— START Input —
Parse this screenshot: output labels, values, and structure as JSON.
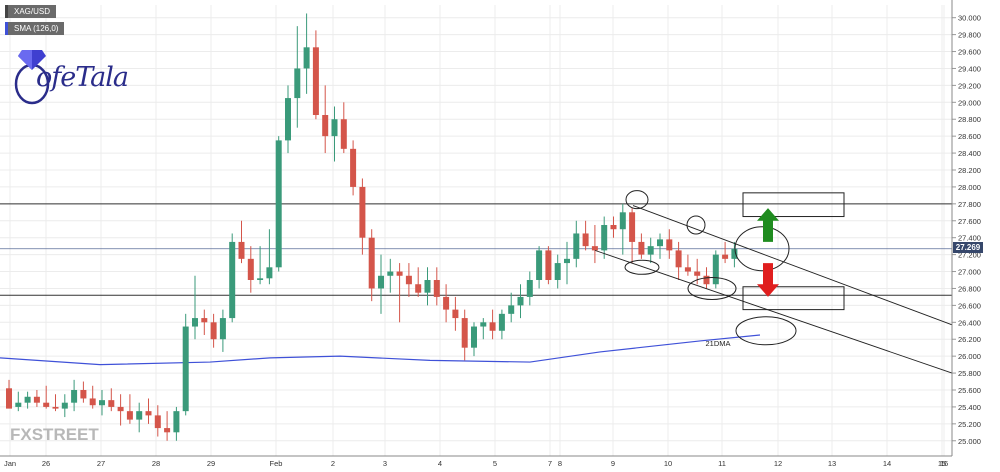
{
  "chart_data": {
    "type": "candlestick",
    "symbol": "XAG/USD",
    "indicator": "SMA (126,0)",
    "annotation_label": "21DMA",
    "last_price_label": "27.269",
    "y_ticks": [
      "30.000",
      "29.800",
      "29.600",
      "29.400",
      "29.200",
      "29.000",
      "28.800",
      "28.600",
      "28.400",
      "28.200",
      "28.000",
      "27.800",
      "27.600",
      "27.400",
      "27.200",
      "27.000",
      "26.800",
      "26.600",
      "26.400",
      "26.200",
      "26.000",
      "25.800",
      "25.600",
      "25.400",
      "25.200",
      "25.000"
    ],
    "ylim": [
      24.82,
      30.15
    ],
    "x_tick_labels": [
      "Jan",
      "26",
      "27",
      "28",
      "29",
      "Feb",
      "2",
      "3",
      "4",
      "5",
      "7",
      "8",
      "9",
      "10",
      "11",
      "12",
      "13",
      "14",
      "15",
      "16"
    ],
    "horizontal_levels": [
      27.8,
      27.269,
      26.72
    ],
    "candles": [
      [
        25.62,
        25.72,
        25.4,
        25.38
      ],
      [
        25.4,
        25.58,
        25.35,
        25.45
      ],
      [
        25.45,
        25.58,
        25.38,
        25.52
      ],
      [
        25.52,
        25.6,
        25.4,
        25.45
      ],
      [
        25.45,
        25.65,
        25.38,
        25.4
      ],
      [
        25.4,
        25.55,
        25.35,
        25.38
      ],
      [
        25.38,
        25.55,
        25.28,
        25.45
      ],
      [
        25.45,
        25.72,
        25.35,
        25.6
      ],
      [
        25.6,
        25.7,
        25.45,
        25.5
      ],
      [
        25.5,
        25.65,
        25.38,
        25.42
      ],
      [
        25.42,
        25.6,
        25.3,
        25.48
      ],
      [
        25.48,
        25.62,
        25.35,
        25.4
      ],
      [
        25.4,
        25.55,
        25.18,
        25.35
      ],
      [
        25.35,
        25.55,
        25.2,
        25.25
      ],
      [
        25.25,
        25.45,
        25.1,
        25.35
      ],
      [
        25.35,
        25.5,
        25.2,
        25.3
      ],
      [
        25.3,
        25.42,
        25.05,
        25.15
      ],
      [
        25.15,
        25.35,
        25.0,
        25.1
      ],
      [
        25.1,
        25.4,
        25.0,
        25.35
      ],
      [
        25.35,
        26.5,
        25.3,
        26.35
      ],
      [
        26.35,
        26.95,
        26.2,
        26.45
      ],
      [
        26.45,
        26.55,
        26.25,
        26.4
      ],
      [
        26.4,
        26.5,
        26.1,
        26.2
      ],
      [
        26.2,
        26.55,
        26.05,
        26.45
      ],
      [
        26.45,
        27.45,
        26.4,
        27.35
      ],
      [
        27.35,
        27.6,
        27.1,
        27.15
      ],
      [
        27.15,
        27.3,
        26.75,
        26.9
      ],
      [
        26.9,
        27.3,
        26.85,
        26.92
      ],
      [
        26.92,
        27.5,
        26.85,
        27.05
      ],
      [
        27.05,
        28.6,
        27.0,
        28.55
      ],
      [
        28.55,
        29.2,
        28.4,
        29.05
      ],
      [
        29.05,
        29.9,
        28.7,
        29.4
      ],
      [
        29.4,
        30.05,
        29.1,
        29.65
      ],
      [
        29.65,
        29.85,
        28.8,
        28.85
      ],
      [
        28.85,
        29.2,
        28.4,
        28.6
      ],
      [
        28.6,
        28.95,
        28.3,
        28.8
      ],
      [
        28.8,
        29.0,
        28.4,
        28.45
      ],
      [
        28.45,
        28.55,
        27.9,
        28.0
      ],
      [
        28.0,
        28.1,
        27.2,
        27.4
      ],
      [
        27.4,
        27.5,
        26.65,
        26.8
      ],
      [
        26.8,
        27.2,
        26.5,
        26.95
      ],
      [
        26.95,
        27.15,
        26.75,
        27.0
      ],
      [
        27.0,
        27.1,
        26.4,
        26.95
      ],
      [
        26.95,
        27.1,
        26.7,
        26.85
      ],
      [
        26.85,
        27.05,
        26.7,
        26.75
      ],
      [
        26.75,
        27.05,
        26.6,
        26.9
      ],
      [
        26.9,
        27.05,
        26.6,
        26.7
      ],
      [
        26.7,
        26.85,
        26.4,
        26.55
      ],
      [
        26.55,
        26.7,
        26.3,
        26.45
      ],
      [
        26.45,
        26.55,
        25.95,
        26.1
      ],
      [
        26.1,
        26.4,
        26.0,
        26.35
      ],
      [
        26.35,
        26.45,
        26.2,
        26.4
      ],
      [
        26.4,
        26.55,
        26.2,
        26.3
      ],
      [
        26.3,
        26.55,
        26.2,
        26.5
      ],
      [
        26.5,
        26.75,
        26.4,
        26.6
      ],
      [
        26.6,
        26.85,
        26.45,
        26.7
      ],
      [
        26.7,
        27.0,
        26.6,
        26.9
      ],
      [
        26.9,
        27.3,
        26.8,
        27.25
      ],
      [
        27.25,
        27.3,
        26.85,
        26.9
      ],
      [
        26.9,
        27.2,
        26.8,
        27.1
      ],
      [
        27.1,
        27.35,
        26.85,
        27.15
      ],
      [
        27.15,
        27.6,
        27.05,
        27.45
      ],
      [
        27.45,
        27.6,
        27.25,
        27.3
      ],
      [
        27.3,
        27.55,
        27.1,
        27.25
      ],
      [
        27.25,
        27.65,
        27.15,
        27.55
      ],
      [
        27.55,
        27.65,
        27.4,
        27.5
      ],
      [
        27.5,
        27.8,
        27.2,
        27.7
      ],
      [
        27.7,
        27.75,
        27.1,
        27.35
      ],
      [
        27.35,
        27.45,
        27.15,
        27.2
      ],
      [
        27.2,
        27.4,
        27.1,
        27.3
      ],
      [
        27.3,
        27.45,
        27.15,
        27.38
      ],
      [
        27.38,
        27.5,
        27.15,
        27.25
      ],
      [
        27.25,
        27.35,
        26.9,
        27.05
      ],
      [
        27.05,
        27.2,
        26.95,
        27.0
      ],
      [
        27.0,
        27.15,
        26.85,
        26.95
      ],
      [
        26.95,
        27.05,
        26.8,
        26.85
      ],
      [
        26.85,
        27.25,
        26.8,
        27.2
      ],
      [
        27.2,
        27.35,
        27.1,
        27.15
      ],
      [
        27.15,
        27.35,
        27.05,
        27.27
      ]
    ],
    "sma_points": [
      [
        0,
        25.98
      ],
      [
        18,
        25.9
      ],
      [
        38,
        25.92
      ],
      [
        49,
        26.0
      ],
      [
        60,
        25.95
      ],
      [
        82,
        25.92
      ],
      [
        95,
        25.95
      ],
      [
        120,
        26.1
      ],
      [
        135,
        26.2
      ],
      [
        138,
        26.25
      ]
    ]
  }
}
— END Input —
→ **Aim**: Reproduce the material word for word, minus the images.

→ **Result of the task**:
Parse this screenshot: output labels, values, and structure as JSON.
{
  "chart_data": {
    "type": "candlestick",
    "symbol": "XAG/USD",
    "indicator": "SMA (126,0)",
    "annotation_label": "21DMA",
    "last_price_label": "27.269",
    "y_ticks": [
      "30.000",
      "29.800",
      "29.600",
      "29.400",
      "29.200",
      "29.000",
      "28.800",
      "28.600",
      "28.400",
      "28.200",
      "28.000",
      "27.800",
      "27.600",
      "27.400",
      "27.200",
      "27.000",
      "26.800",
      "26.600",
      "26.400",
      "26.200",
      "26.000",
      "25.800",
      "25.600",
      "25.400",
      "25.200",
      "25.000"
    ],
    "ylim": [
      24.82,
      30.15
    ],
    "x_tick_labels": [
      "Jan",
      "26",
      "27",
      "28",
      "29",
      "Feb",
      "2",
      "3",
      "4",
      "5",
      "7",
      "8",
      "9",
      "10",
      "11",
      "12",
      "13",
      "14",
      "15",
      "16"
    ],
    "horizontal_levels": [
      27.8,
      27.269,
      26.72
    ],
    "candles": [
      [
        25.62,
        25.72,
        25.4,
        25.38
      ],
      [
        25.4,
        25.58,
        25.35,
        25.45
      ],
      [
        25.45,
        25.58,
        25.38,
        25.52
      ],
      [
        25.52,
        25.6,
        25.4,
        25.45
      ],
      [
        25.45,
        25.65,
        25.38,
        25.4
      ],
      [
        25.4,
        25.55,
        25.35,
        25.38
      ],
      [
        25.38,
        25.55,
        25.28,
        25.45
      ],
      [
        25.45,
        25.72,
        25.35,
        25.6
      ],
      [
        25.6,
        25.7,
        25.45,
        25.5
      ],
      [
        25.5,
        25.65,
        25.38,
        25.42
      ],
      [
        25.42,
        25.6,
        25.3,
        25.48
      ],
      [
        25.48,
        25.62,
        25.35,
        25.4
      ],
      [
        25.4,
        25.55,
        25.18,
        25.35
      ],
      [
        25.35,
        25.55,
        25.2,
        25.25
      ],
      [
        25.25,
        25.45,
        25.1,
        25.35
      ],
      [
        25.35,
        25.5,
        25.2,
        25.3
      ],
      [
        25.3,
        25.42,
        25.05,
        25.15
      ],
      [
        25.15,
        25.35,
        25.0,
        25.1
      ],
      [
        25.1,
        25.4,
        25.0,
        25.35
      ],
      [
        25.35,
        26.5,
        25.3,
        26.35
      ],
      [
        26.35,
        26.95,
        26.2,
        26.45
      ],
      [
        26.45,
        26.55,
        26.25,
        26.4
      ],
      [
        26.4,
        26.5,
        26.1,
        26.2
      ],
      [
        26.2,
        26.55,
        26.05,
        26.45
      ],
      [
        26.45,
        27.45,
        26.4,
        27.35
      ],
      [
        27.35,
        27.6,
        27.1,
        27.15
      ],
      [
        27.15,
        27.3,
        26.75,
        26.9
      ],
      [
        26.9,
        27.3,
        26.85,
        26.92
      ],
      [
        26.92,
        27.5,
        26.85,
        27.05
      ],
      [
        27.05,
        28.6,
        27.0,
        28.55
      ],
      [
        28.55,
        29.2,
        28.4,
        29.05
      ],
      [
        29.05,
        29.9,
        28.7,
        29.4
      ],
      [
        29.4,
        30.05,
        29.1,
        29.65
      ],
      [
        29.65,
        29.85,
        28.8,
        28.85
      ],
      [
        28.85,
        29.2,
        28.4,
        28.6
      ],
      [
        28.6,
        28.95,
        28.3,
        28.8
      ],
      [
        28.8,
        29.0,
        28.4,
        28.45
      ],
      [
        28.45,
        28.55,
        27.9,
        28.0
      ],
      [
        28.0,
        28.1,
        27.2,
        27.4
      ],
      [
        27.4,
        27.5,
        26.65,
        26.8
      ],
      [
        26.8,
        27.2,
        26.5,
        26.95
      ],
      [
        26.95,
        27.15,
        26.75,
        27.0
      ],
      [
        27.0,
        27.1,
        26.4,
        26.95
      ],
      [
        26.95,
        27.1,
        26.7,
        26.85
      ],
      [
        26.85,
        27.05,
        26.7,
        26.75
      ],
      [
        26.75,
        27.05,
        26.6,
        26.9
      ],
      [
        26.9,
        27.05,
        26.6,
        26.7
      ],
      [
        26.7,
        26.85,
        26.4,
        26.55
      ],
      [
        26.55,
        26.7,
        26.3,
        26.45
      ],
      [
        26.45,
        26.55,
        25.95,
        26.1
      ],
      [
        26.1,
        26.4,
        26.0,
        26.35
      ],
      [
        26.35,
        26.45,
        26.2,
        26.4
      ],
      [
        26.4,
        26.55,
        26.2,
        26.3
      ],
      [
        26.3,
        26.55,
        26.2,
        26.5
      ],
      [
        26.5,
        26.75,
        26.4,
        26.6
      ],
      [
        26.6,
        26.85,
        26.45,
        26.7
      ],
      [
        26.7,
        27.0,
        26.6,
        26.9
      ],
      [
        26.9,
        27.3,
        26.8,
        27.25
      ],
      [
        27.25,
        27.3,
        26.85,
        26.9
      ],
      [
        26.9,
        27.2,
        26.8,
        27.1
      ],
      [
        27.1,
        27.35,
        26.85,
        27.15
      ],
      [
        27.15,
        27.6,
        27.05,
        27.45
      ],
      [
        27.45,
        27.6,
        27.25,
        27.3
      ],
      [
        27.3,
        27.55,
        27.1,
        27.25
      ],
      [
        27.25,
        27.65,
        27.15,
        27.55
      ],
      [
        27.55,
        27.65,
        27.4,
        27.5
      ],
      [
        27.5,
        27.8,
        27.2,
        27.7
      ],
      [
        27.7,
        27.75,
        27.1,
        27.35
      ],
      [
        27.35,
        27.45,
        27.15,
        27.2
      ],
      [
        27.2,
        27.4,
        27.1,
        27.3
      ],
      [
        27.3,
        27.45,
        27.15,
        27.38
      ],
      [
        27.38,
        27.5,
        27.15,
        27.25
      ],
      [
        27.25,
        27.35,
        26.9,
        27.05
      ],
      [
        27.05,
        27.2,
        26.95,
        27.0
      ],
      [
        27.0,
        27.15,
        26.85,
        26.95
      ],
      [
        26.95,
        27.05,
        26.8,
        26.85
      ],
      [
        26.85,
        27.25,
        26.8,
        27.2
      ],
      [
        27.2,
        27.35,
        27.1,
        27.15
      ],
      [
        27.15,
        27.35,
        27.05,
        27.27
      ]
    ],
    "sma_points": [
      [
        0,
        25.98
      ],
      [
        18,
        25.9
      ],
      [
        38,
        25.92
      ],
      [
        49,
        26.0
      ],
      [
        60,
        25.95
      ],
      [
        82,
        25.92
      ],
      [
        95,
        25.95
      ],
      [
        120,
        26.1
      ],
      [
        135,
        26.2
      ],
      [
        138,
        26.25
      ]
    ]
  }
}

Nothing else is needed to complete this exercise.